▶ _Activity list_:
(a) Print the Bengals draft excerpt word for word, from "1 (21). Billy" to "202, Miami (Fla.)".
(b) Please give what follows the last sentence of the Bengals draft excerpt.

▶ _Source extract_:
== Segment start ==
1 (21). Billy Price, C/G: 6-4, 305, Ohio State
2 (54). Jessie Bates III, S: 6-1, 200, Wake Forest
3 (77). Sam Hubbard, DE: 6-5, 270, Ohio State
3 (78). Malik Jefferson, LB: 6-2, 236, Texas
4 (112). Mark Walton RB: 5-10, 202, Miami (Fla.)
5 (151). Davontae Harris, CB: 5-11, 205, Illinois State
5 (158). Andrew Brown, DL: 6-3, 296, Virginia
5 (170). Darius Phillips, CB: 5-10, 193, Western Michigan
7 (249). Logan Woodside, QB: 6-1, 213, Toledo
7 (252). Rod Taylor, OG: 6-3, 320, Ole Miss
7 (253). Auden Tate, WR: 6-5, 228, Florida State
It wasn't flashy, but steady, a burgeoning Bengals' draft tradition. Assuming health, Price will start in 2018 while Bates should play plenty in Teryl Austin's three-safety packages. Hubbard, Jefferson and Brown are impressive athletes, and Walton could have gone much higher if not for a season-ending ankle injury. Really solid class.
== Segment end ==
▶ _Data extracts_:
== Segment start ==
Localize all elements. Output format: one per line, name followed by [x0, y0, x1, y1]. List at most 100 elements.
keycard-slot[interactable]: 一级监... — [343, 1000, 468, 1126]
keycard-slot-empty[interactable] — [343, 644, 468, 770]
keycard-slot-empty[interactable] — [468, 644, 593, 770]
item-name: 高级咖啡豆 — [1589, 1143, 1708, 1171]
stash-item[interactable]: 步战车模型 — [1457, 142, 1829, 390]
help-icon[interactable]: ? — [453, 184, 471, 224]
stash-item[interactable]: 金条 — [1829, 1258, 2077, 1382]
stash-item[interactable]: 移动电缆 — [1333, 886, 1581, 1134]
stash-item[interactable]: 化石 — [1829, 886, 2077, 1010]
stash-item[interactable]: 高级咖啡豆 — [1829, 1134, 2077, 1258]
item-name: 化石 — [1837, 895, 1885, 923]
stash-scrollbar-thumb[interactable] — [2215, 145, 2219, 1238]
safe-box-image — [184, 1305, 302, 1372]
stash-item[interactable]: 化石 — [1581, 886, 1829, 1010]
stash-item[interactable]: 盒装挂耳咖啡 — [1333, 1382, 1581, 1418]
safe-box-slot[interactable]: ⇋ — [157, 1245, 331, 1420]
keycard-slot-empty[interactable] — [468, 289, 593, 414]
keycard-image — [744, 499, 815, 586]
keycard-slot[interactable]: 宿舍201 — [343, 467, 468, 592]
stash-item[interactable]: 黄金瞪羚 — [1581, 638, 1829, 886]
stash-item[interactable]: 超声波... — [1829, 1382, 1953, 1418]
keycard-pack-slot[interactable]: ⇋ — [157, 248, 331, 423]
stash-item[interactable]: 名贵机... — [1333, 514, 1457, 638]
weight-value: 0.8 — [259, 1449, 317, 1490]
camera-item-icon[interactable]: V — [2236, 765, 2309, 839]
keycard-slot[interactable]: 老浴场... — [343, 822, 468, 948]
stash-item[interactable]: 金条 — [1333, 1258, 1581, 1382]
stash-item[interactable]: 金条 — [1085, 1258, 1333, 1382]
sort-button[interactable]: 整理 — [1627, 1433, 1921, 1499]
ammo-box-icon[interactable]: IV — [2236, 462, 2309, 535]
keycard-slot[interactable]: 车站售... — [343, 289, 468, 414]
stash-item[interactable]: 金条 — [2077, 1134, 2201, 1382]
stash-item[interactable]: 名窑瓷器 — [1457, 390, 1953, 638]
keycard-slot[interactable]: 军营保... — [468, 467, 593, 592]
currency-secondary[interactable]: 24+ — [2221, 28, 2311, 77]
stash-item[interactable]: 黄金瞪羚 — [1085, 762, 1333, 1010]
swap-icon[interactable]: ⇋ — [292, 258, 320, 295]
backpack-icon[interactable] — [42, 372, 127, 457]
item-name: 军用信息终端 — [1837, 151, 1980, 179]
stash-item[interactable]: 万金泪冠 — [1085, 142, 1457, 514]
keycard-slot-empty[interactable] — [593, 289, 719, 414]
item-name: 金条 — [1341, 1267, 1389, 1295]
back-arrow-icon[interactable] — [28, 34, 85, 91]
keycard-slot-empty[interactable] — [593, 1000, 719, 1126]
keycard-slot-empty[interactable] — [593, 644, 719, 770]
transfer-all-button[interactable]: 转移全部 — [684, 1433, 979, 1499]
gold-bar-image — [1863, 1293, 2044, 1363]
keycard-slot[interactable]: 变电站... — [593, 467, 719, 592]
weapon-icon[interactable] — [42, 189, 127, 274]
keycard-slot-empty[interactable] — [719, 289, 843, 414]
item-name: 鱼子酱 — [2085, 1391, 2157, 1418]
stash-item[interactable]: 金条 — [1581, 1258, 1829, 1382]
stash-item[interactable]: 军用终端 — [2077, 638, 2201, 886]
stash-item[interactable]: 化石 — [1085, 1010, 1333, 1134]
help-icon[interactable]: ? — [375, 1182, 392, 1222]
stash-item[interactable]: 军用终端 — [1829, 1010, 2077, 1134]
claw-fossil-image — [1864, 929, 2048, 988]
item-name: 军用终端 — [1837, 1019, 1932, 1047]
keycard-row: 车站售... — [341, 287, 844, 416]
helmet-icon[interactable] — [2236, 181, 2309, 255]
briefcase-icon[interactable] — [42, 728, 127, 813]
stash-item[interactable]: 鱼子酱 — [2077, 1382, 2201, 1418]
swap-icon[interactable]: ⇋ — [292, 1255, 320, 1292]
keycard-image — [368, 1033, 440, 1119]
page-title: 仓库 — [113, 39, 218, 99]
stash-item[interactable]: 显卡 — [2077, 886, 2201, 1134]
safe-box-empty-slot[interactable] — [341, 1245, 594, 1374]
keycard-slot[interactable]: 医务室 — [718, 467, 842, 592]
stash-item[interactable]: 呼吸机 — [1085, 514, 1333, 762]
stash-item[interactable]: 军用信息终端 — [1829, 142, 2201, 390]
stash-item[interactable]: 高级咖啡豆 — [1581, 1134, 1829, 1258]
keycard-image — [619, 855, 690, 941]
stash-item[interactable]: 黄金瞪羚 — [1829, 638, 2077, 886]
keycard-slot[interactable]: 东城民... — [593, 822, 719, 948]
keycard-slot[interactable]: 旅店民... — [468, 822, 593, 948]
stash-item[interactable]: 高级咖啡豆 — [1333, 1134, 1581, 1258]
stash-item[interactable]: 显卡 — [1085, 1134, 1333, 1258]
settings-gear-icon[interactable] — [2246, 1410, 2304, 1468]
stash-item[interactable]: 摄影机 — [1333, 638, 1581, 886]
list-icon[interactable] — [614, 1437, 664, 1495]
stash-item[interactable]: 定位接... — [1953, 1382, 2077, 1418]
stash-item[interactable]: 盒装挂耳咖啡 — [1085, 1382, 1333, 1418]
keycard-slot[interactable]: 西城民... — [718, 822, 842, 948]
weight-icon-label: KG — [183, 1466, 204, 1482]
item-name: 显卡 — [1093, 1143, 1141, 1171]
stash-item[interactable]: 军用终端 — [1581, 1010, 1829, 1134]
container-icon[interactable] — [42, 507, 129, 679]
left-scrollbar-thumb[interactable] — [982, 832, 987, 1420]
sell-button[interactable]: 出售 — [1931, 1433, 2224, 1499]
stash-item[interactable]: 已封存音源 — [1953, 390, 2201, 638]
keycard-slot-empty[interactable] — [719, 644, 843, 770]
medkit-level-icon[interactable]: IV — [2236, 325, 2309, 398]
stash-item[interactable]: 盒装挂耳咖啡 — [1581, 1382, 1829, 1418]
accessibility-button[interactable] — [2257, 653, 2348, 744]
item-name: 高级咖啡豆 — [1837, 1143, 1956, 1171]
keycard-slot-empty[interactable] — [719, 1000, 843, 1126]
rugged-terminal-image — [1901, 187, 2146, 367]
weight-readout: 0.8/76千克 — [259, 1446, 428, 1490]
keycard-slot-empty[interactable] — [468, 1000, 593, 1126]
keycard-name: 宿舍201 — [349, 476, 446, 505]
== Segment end ==
▶ _Response list_:
(a)
1 (21). Billy Price, C/G: 6-4, 305, Ohio State
2 (54). Jessie Bates III, S: 6-1, 200, Wake Forest
3 (77). Sam Hubbard, DE: 6-5, 270, Ohio State
3 (78). Malik Jefferson, LB: 6-2, 236, Texas
4 (112). Mark Walton RB: 5-10, 202, Miami (Fla.)

(b)
Best pick: Price. Cincinnati's line was an absolute disaster in 2017 in the run game and pass protection. Price could be an immediate upgrade on the departed Russell Bodine, opening up holes for Joe Mixon and giving Andy Dalton a pocket to step into.
Upside pick: Jefferson. He lacks instincts and is a tad stiff laterally, but Jefferson is an incredible athlete (4.52 40-yard dash). A see-ball, get-ball type, he'll rack up tackles when kept clean versus the run, and he has the measureables to develop into a terrific cover man with time.
1 (1). Baker Mayfield, QB: 6-1, 215, Oklahoma
1 (4). Denzel Ward, CB: 5-11, 183, Ohio State
2 (33). Austin Corbett, OL: 6-4, 306, Nevada
2 (35). Nick Chubb, RB: 5-11, 227 Georgia
3 (67). Chad Thomas, DE: 6-5, 281, Miami (Fla.)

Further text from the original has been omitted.